■ **PASSAGE SHOWN**

┄┄┄┄┄┄┄┄┄┄

‘Armed, dangerous but shocking organisers’
Sydney Morning Herald
December 20, 2005
Cronulla and its aftermath had little to do with the neo-Nazis. John Huxley explains why.
IT SAYS much, perhaps, for the brainpower and preoccupations of Australia’s neo-Nazis and white supremacists that the Socceroos’ recent World Cup win prompted an angry analysis of the Aryan purity of the players.
“Just what are we supposed to be supporting, the victory of multiculturalism?” complained one visitor to the Stormfront White Nationalist Community’s chat room. “But their skin colour looked pretty good to me!” another replied.
A third conceded it was a good result. “Just a shame that the Jew [Football Federation Australia chairman Frank] Lowy was shown on screen several times. Could have done without him.”
For those with the time and the stomach to wade around the internet, neo-Nazis and their near neighbours, the white supremacists, are not difficult to find. They inhabit sites – sometimes linked, always anonymous – operated by groups such as Aryan Nations, Skinheads, Volksfront, Redwatch and White-Sydney.
They sell Aryan Nations wallpaper: Hail the Fourth Reich. They quote Adolf Hitler with approval: “Those who want to live, let them fight, and those who do not want to fight in this world of eternal struggle do not deserve to live.”
And in the case of the invisible White-Sydney, they pledge to cleanse inner-city suburbs, such as Parramatta, Auburn and West Ryde, that have become “safe havens for criminals”.
Prompted by reported sightings of racist flyers, inflammatory text messages, shaven heads, black boots and swastika tattoos, NSW Deputy Police Commissioner Andrew Scipione has promised to investigate neo-Nazi activity.
Fears that extreme right-wing groups may have been involved appear to have been confirmed by the revelation that white supremacists were among those subsequently arrested. Clearly, they were present and armed.
But how well organised are such groups? How significant are they in the Australian political landscape? And what part did they play in the Cronulla riots and their aftermath?
While ugly and – given their weaponry, highly dangerous – the involvement of such individuals should not be exaggerated, says Associate Professor Andrew Moore, of the University of Western Sydney, a specialist in Australian right-wing politics.
“I’m sure they’d like to take responsibility for all of the Cronulla events, but in terms of impact, of shaping the events, they would have been insignificant.
“The reality is that Prime Minister Howard probably had more to do with the riots in terms of generating racial tension than they have over the past few years.”
That does not mean they should not be taken seriously.
The danger is that, fuelled by alcohol, equipped with the latest communications and inspired by right-wing groups in Europe, they can exploit, escalate and inflame community friction. French anarchists had a word for it: situationism.

┄┄┄┄┄┄┄┄┄┄

[Rows from a dataset]
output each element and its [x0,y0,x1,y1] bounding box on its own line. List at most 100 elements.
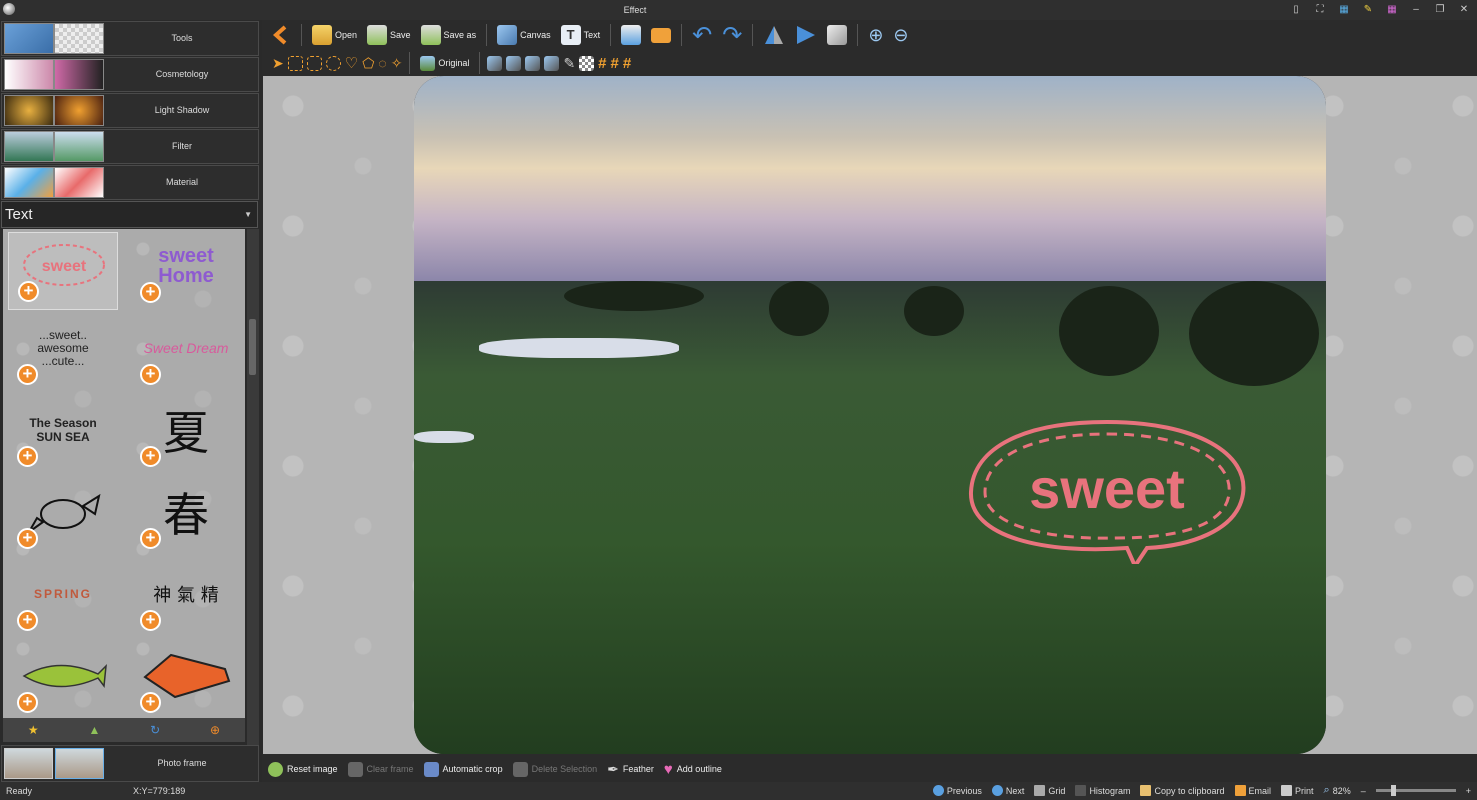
print-status-button[interactable]: Print [1281,785,1314,796]
refresh-icon[interactable]: ↻ [150,723,160,737]
zoom-slider-knob[interactable] [1390,785,1396,796]
ellipse-select-icon[interactable] [325,55,341,71]
gallery-item[interactable]: The Season SUN SEA + [8,396,118,474]
add-icon[interactable]: + [140,692,161,713]
category-tools[interactable]: Tools [1,21,259,56]
add-icon[interactable]: + [17,610,38,631]
restore-button[interactable]: ❐ [1433,3,1447,16]
reset-image-button[interactable]: Reset image [268,761,338,777]
save-button[interactable]: Save [364,22,414,48]
add-icon[interactable]: + [140,610,161,631]
flip-horizontal-button[interactable] [760,22,788,48]
original-button[interactable]: Original [417,53,472,73]
scrollbar-thumb[interactable] [249,319,256,375]
effect3-icon[interactable] [525,55,541,71]
flip-vertical-button[interactable] [792,22,820,48]
grid2-icon[interactable]: # [611,55,619,72]
automatic-crop-button[interactable]: Automatic crop [423,761,503,777]
print-button[interactable] [618,22,644,48]
zoom-in-button[interactable]: ⊕ [865,22,886,48]
pencil-icon[interactable]: ✎ [1361,3,1375,16]
gallery-item[interactable]: + [131,642,241,718]
effect4-icon[interactable] [544,55,560,71]
grid3-icon[interactable]: # [623,55,631,72]
heart-select-icon[interactable]: ♡ [345,54,358,72]
add-icon[interactable]: + [140,282,161,303]
polygon-select-icon[interactable]: ⬠ [362,55,374,72]
gallery-item[interactable]: + [8,478,118,556]
tools-thumbnail [4,23,104,54]
theme-icon[interactable]: ▦ [1337,3,1351,16]
effect2-icon[interactable] [506,55,522,71]
add-icon[interactable]: + [17,446,38,467]
add-icon[interactable]: + [17,692,38,713]
reset-icon [268,761,283,777]
rotate-button[interactable] [824,22,850,48]
fullscreen-icon[interactable]: ⛶ [1313,3,1327,16]
clear-frame-button[interactable]: Clear frame [347,761,414,777]
category-dropdown[interactable]: Text ▼ [1,201,258,228]
delete-selection-button[interactable]: Delete Selection [512,761,597,777]
gallery-scrollbar[interactable]: ▼ [247,229,259,764]
category-filter[interactable]: Filter [1,129,259,164]
histogram-button[interactable]: Histogram [1075,785,1130,796]
category-material[interactable]: Material [1,165,259,200]
rounded-rect-select-icon[interactable] [306,55,322,71]
gallery-item[interactable]: + [8,642,118,718]
gallery-item[interactable]: ...sweet.. awesome ...cute... + [8,314,118,392]
add-outline-button[interactable]: ♥ Add outline [664,761,722,778]
grid-button[interactable]: Grid [1034,785,1065,796]
gallery-item[interactable]: sweet Home + [131,232,241,310]
add-icon[interactable]: + [18,281,39,302]
add-icon[interactable]: + [17,528,38,549]
gallery-item[interactable]: Sweet Dream + [131,314,241,392]
add-icon[interactable]: ⊕ [210,723,220,737]
feather-button[interactable]: ✒ Feather [607,761,654,778]
email-button[interactable] [648,22,674,48]
close-button[interactable]: ✕ [1457,3,1471,16]
zoom-in-small-icon[interactable]: + [1466,786,1471,796]
undo-button[interactable]: ↶ [689,22,715,49]
category-cosmetology[interactable]: Cosmetology [1,57,259,92]
email-status-button[interactable]: Email [1234,785,1271,796]
gallery-item[interactable]: 夏 + [131,396,241,474]
checker-icon[interactable] [579,55,595,71]
add-icon[interactable]: + [140,528,161,549]
effect1-icon[interactable] [487,55,503,71]
redo-button[interactable]: ↷ [719,22,745,49]
previous-button[interactable]: Previous [932,785,982,796]
gallery-item[interactable]: 神 氣 精 + [131,560,241,638]
zoom-slider[interactable] [1375,785,1456,796]
gallery-item[interactable]: SPRING + [8,560,118,638]
brush-icon[interactable]: ✎ [563,55,575,72]
lasso-icon[interactable]: ◌ [378,55,386,71]
palette-icon[interactable]: ▦ [1385,3,1399,16]
star-icon[interactable]: ★ [28,723,39,737]
add-icon[interactable]: + [140,446,161,467]
zoom-out-button[interactable]: ⊖ [890,22,911,48]
category-light-shadow[interactable]: Light Shadow [1,93,259,128]
save-as-button[interactable]: Save as [418,22,480,48]
magic-wand-icon[interactable]: ✧ [391,55,403,72]
zoom-out-small-icon[interactable]: – [1361,786,1366,796]
speech-bubble-sticker[interactable]: sweet [967,414,1247,564]
rect-select-icon[interactable] [287,55,303,71]
gallery-item[interactable]: sweet + [8,232,118,310]
photo-canvas[interactable]: sweet [414,76,1326,754]
tree-icon[interactable]: ▲ [88,723,100,737]
page-icon[interactable]: ▯ [1289,3,1303,16]
back-button[interactable] [268,22,294,48]
add-icon[interactable]: + [17,364,38,385]
pointer-icon[interactable]: ➤ [272,55,284,72]
canvas-area[interactable]: sweet [263,76,1477,754]
canvas-button[interactable]: Canvas [494,22,554,48]
grid1-icon[interactable]: # [598,55,606,72]
copy-to-clipboard-button[interactable]: Copy to clipboard [1140,785,1225,796]
next-button[interactable]: Next [991,785,1024,796]
gallery-item[interactable]: 春 + [131,478,241,556]
open-button[interactable]: Open [309,22,360,48]
text-button[interactable]: T Text [558,22,604,48]
category-photo-frame[interactable]: Photo frame [1,745,259,782]
minimize-button[interactable]: – [1409,3,1423,16]
add-icon[interactable]: + [140,364,161,385]
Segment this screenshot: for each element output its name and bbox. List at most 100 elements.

┄┄┄┄┄┄┄┄┄┄

■ **WHAT YOU WILL DO**
1. Answer these about the Cronulla article:
(a) Who promised to investigate neo-Nazi activity?
(b) At which university is Andrew Moore an associate professor?
(c) What word did French anarchists have for it?
2. Can you switch "Cronulla riots" to "Cronulla unrest" in the Cronulla article and write out everything from "But how well" down to "and their aftermath?" with that change?
3. Would you proceed with the Cronulla article, carrying it on from where it stops?
None of the work here involves the entries.

■ **ANSWERS TO EACH TASK**
1.
(a) NSW Deputy Police Commissioner Andrew Scipione
(b) The University of Western Sydney
(c) Situationism

2.
But how well organised are such groups? How significant are they in the Australian political landscape? And what part did they play in the Cronulla unrest and their aftermath?

3.
“Australian fascism may not have produced an antipodean Kristallnacht [Germany’s “night of broken glass” in 1938 when synagogues were destroyed], but neither should its force or appeal be underestimated in the ‘quiet continent’,” says Professor Moore, author of a biography of Frank de Groot. “The Sydney Harbour Bridge incident is invariably remembered as humorous, but to do that diminishes the reality of right-wing extremism in Australia.”
Although his political views are almost diametrically opposed to those of Professor Moore, Dr Jim Saleam, NSW secretary of the Australia First Party, agrees that the true number of neo-Nazis is small.
A student of the so-called “Kangarooreich”, he has identified several “criminal-political gangs”, such as White Power, Aryan Guard and the Australian National Socialist Movement.
“They absorb some of the Nazi motifs and style themselves that way, but they’re defined more by their criminality than by Nazi ideology,” says Dr Saleam, who received his doctorate at Sydney University for a thesis examining contemporary Australian extreme-right ideology, politics and organisation.
“There are people who believe in the ideology, but in Australia they probably number no more than two dozen.”
Moreover, he explains, they tend to be more interested in alcohol, and crime, than ideas. They are poor organisers. They splinter into ever smaller groups.
Members of the Australia First Party – whose NSW members probably number only in the hundreds – were in Cronulla when the fist rioting occurred, distributing flyers calling for a crackdown on “refugees, contract labour, overseas students and illegals”.
But Dr Saleam dismisses suggestions the party is in any way neo-Nazi.
He concedes that photographs of him wearing a Nazi armband exist, but points out that they date from the mid-1970s, when he was experimenting with political groups of different persuasions.
The Patriotic Youth League similarly denies any connection with neo-Nazi groups.
A spokesman, Luke Connors, said: “None of our members sympathises with Nazis. We’re just young blokes standing up for our own sort.”
Both Dr Saleam and Mr Connors point out that an “uprising” involving about 5000 people is beyond the organisation of any single political group.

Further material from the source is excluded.